Could you reproduce, character for character, the lines of the items below, starting at the very first line and ending with the line that contains "legend-swatch <box>741 381 751 391</box>", including both of those lines?

** START Record excerpts **

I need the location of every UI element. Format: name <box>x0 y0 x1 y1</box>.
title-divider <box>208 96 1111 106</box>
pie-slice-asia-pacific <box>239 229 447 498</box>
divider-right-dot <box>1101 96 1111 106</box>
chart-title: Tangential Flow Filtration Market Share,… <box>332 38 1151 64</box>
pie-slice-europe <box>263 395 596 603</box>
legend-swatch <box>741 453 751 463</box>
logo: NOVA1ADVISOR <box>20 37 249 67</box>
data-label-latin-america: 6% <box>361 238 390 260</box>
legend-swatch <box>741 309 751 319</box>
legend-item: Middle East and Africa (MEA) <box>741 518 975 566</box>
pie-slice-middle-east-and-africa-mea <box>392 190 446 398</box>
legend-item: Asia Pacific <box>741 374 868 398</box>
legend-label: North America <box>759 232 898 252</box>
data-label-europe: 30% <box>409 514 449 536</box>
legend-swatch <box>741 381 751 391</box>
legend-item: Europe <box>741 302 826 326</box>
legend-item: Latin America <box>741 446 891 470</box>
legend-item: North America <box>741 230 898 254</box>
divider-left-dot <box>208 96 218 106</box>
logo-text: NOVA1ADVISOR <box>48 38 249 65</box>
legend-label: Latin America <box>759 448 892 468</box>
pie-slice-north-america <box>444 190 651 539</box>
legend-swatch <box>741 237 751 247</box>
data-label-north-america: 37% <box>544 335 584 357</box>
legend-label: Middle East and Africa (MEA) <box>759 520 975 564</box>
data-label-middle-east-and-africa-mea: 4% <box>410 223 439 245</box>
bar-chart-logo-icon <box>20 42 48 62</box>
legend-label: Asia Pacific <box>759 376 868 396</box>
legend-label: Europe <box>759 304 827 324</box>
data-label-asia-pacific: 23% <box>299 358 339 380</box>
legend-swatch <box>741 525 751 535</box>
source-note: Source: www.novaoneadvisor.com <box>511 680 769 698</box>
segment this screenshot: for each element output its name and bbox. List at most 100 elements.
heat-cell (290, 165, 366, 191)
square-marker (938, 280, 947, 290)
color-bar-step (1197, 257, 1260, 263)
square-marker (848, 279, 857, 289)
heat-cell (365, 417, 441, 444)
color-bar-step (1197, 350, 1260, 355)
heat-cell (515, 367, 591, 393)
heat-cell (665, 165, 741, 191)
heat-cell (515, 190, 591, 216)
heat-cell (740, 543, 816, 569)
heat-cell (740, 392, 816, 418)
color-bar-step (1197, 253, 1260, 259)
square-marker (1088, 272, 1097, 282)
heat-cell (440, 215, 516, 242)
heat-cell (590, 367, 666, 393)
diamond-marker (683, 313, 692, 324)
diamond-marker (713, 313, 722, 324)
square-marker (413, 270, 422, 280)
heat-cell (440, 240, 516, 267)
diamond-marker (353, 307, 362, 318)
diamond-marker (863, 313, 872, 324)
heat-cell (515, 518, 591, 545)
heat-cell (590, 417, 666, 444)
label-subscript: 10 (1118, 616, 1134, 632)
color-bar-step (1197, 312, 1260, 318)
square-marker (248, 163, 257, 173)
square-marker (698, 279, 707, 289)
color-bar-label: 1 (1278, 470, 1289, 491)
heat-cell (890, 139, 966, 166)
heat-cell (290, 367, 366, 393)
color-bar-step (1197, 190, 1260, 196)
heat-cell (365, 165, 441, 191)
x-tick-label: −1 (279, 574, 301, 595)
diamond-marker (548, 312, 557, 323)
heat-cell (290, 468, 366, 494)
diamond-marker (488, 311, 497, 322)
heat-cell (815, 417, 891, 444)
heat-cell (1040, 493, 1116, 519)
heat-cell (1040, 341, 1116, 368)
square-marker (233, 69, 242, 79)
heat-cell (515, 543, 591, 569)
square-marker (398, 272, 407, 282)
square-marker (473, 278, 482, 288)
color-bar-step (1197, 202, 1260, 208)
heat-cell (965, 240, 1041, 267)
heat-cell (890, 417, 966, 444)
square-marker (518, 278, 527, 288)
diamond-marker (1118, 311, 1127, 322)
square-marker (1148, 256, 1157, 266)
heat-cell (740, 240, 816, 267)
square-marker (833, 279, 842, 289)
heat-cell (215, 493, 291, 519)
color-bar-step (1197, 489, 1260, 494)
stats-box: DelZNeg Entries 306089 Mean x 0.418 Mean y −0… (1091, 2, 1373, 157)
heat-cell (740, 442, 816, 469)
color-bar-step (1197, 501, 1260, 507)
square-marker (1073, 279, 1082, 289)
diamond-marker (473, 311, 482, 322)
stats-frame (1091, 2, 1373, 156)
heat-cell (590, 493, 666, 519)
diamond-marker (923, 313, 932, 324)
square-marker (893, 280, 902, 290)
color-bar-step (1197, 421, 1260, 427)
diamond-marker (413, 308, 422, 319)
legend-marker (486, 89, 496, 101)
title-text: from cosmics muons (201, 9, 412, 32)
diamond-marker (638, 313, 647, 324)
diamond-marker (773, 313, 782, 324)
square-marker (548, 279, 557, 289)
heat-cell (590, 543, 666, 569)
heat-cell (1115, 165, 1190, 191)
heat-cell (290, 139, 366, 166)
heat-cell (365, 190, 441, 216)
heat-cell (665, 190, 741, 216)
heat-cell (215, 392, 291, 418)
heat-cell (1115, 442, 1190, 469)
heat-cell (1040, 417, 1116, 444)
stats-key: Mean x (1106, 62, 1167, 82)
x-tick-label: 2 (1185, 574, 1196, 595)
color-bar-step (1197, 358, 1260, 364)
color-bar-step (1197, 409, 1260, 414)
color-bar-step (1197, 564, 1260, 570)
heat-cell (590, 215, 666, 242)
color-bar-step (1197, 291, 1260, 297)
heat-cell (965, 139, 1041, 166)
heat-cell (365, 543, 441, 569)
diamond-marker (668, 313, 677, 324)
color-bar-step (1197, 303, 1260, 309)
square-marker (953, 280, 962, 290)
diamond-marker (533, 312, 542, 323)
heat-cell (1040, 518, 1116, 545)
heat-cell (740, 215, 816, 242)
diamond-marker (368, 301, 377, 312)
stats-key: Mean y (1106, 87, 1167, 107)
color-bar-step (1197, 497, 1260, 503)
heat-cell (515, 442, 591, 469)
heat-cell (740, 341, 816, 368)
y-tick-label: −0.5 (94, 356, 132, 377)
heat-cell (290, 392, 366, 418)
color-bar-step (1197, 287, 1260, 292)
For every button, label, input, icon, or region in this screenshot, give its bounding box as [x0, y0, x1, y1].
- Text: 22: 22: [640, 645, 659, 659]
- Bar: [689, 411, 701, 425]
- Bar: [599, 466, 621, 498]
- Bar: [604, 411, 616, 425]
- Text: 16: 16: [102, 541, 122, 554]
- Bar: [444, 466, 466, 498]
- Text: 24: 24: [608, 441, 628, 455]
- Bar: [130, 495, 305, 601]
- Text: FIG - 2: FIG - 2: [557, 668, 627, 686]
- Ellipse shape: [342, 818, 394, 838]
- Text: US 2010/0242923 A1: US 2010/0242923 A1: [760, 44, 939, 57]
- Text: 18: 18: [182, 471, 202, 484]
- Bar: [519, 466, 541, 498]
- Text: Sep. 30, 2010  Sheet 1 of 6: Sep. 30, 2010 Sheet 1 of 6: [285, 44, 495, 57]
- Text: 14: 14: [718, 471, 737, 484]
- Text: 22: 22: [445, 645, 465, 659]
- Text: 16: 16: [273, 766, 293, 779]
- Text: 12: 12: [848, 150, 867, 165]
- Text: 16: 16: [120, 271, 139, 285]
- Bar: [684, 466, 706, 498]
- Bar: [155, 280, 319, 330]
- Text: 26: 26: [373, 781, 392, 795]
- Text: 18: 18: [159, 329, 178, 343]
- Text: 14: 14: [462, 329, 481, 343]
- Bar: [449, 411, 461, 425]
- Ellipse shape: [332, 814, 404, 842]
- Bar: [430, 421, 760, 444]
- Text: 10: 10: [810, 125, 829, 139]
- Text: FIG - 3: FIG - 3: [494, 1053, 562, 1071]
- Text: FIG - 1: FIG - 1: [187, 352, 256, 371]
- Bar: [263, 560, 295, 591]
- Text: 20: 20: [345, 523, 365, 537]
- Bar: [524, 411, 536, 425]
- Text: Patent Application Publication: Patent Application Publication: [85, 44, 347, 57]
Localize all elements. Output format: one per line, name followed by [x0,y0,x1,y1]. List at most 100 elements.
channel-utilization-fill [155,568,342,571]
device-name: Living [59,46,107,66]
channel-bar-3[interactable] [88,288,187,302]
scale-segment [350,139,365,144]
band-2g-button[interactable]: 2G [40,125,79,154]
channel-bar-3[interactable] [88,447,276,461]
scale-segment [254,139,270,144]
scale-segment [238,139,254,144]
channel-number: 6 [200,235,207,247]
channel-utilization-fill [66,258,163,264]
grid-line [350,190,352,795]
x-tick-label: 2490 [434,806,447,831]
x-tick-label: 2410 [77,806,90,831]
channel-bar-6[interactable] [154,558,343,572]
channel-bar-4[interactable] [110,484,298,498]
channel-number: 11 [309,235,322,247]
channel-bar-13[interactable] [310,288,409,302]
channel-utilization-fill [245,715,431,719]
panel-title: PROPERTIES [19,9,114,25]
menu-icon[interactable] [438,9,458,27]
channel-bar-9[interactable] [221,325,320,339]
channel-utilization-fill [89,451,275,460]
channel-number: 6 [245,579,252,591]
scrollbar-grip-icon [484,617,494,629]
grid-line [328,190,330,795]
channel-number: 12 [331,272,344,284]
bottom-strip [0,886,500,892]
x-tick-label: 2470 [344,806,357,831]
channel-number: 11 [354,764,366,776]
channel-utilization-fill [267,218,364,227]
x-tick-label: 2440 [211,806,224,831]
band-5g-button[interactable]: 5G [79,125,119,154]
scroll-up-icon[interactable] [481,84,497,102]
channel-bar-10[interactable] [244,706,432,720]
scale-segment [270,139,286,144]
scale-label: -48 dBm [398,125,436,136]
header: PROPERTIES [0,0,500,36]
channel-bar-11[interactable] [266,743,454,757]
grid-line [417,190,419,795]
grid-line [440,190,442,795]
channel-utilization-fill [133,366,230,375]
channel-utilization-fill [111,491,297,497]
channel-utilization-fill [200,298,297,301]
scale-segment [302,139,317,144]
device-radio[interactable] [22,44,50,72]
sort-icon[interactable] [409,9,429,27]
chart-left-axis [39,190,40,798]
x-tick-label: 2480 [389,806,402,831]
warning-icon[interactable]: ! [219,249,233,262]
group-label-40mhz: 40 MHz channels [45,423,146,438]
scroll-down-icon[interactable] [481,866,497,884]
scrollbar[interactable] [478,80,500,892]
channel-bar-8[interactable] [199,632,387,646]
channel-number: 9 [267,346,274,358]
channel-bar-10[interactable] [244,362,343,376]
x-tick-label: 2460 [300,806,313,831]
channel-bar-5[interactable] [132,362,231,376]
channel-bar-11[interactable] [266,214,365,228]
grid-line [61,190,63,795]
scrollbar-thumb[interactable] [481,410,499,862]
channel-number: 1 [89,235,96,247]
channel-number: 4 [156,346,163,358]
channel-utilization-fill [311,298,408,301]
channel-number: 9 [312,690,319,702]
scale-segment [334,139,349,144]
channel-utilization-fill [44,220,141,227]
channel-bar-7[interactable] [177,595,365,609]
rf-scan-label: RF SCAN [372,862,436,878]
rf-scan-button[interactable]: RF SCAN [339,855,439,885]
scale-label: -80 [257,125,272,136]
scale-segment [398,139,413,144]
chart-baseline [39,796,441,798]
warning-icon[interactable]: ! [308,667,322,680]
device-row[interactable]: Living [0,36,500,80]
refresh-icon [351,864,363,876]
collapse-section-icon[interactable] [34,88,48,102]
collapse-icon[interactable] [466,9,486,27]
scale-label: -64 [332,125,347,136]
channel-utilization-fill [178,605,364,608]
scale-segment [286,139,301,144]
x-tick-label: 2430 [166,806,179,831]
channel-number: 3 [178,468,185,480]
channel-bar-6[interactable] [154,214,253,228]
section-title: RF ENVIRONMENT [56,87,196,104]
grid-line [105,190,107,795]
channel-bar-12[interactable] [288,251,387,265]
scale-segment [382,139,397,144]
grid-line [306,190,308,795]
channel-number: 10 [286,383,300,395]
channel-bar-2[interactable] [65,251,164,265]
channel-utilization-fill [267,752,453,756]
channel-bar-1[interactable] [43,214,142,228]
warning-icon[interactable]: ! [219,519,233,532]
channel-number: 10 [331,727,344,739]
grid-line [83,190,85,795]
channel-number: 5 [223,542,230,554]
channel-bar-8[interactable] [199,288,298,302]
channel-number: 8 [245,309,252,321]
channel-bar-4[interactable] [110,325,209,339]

** END Record excerpts **

### Response to this exercise
I need the location of every UI element. Format: name <box>x0 y0 x1 y1</box>.
title-divider <box>208 96 1111 106</box>
pie-slice-asia-pacific <box>239 229 447 498</box>
divider-right-dot <box>1101 96 1111 106</box>
chart-title: Tangential Flow Filtration Market Share,… <box>332 38 1151 64</box>
pie-slice-europe <box>263 395 596 603</box>
legend-swatch <box>741 453 751 463</box>
logo: NOVA1ADVISOR <box>20 37 249 67</box>
data-label-latin-america: 6% <box>361 238 390 260</box>
legend-swatch <box>741 309 751 319</box>
legend-item: Middle East and Africa (MEA) <box>741 518 975 566</box>
pie-slice-middle-east-and-africa-mea <box>392 190 446 398</box>
legend-item: Asia Pacific <box>741 374 868 398</box>
legend-label: North America <box>759 232 898 252</box>
data-label-europe: 30% <box>409 514 449 536</box>
legend-swatch <box>741 381 751 391</box>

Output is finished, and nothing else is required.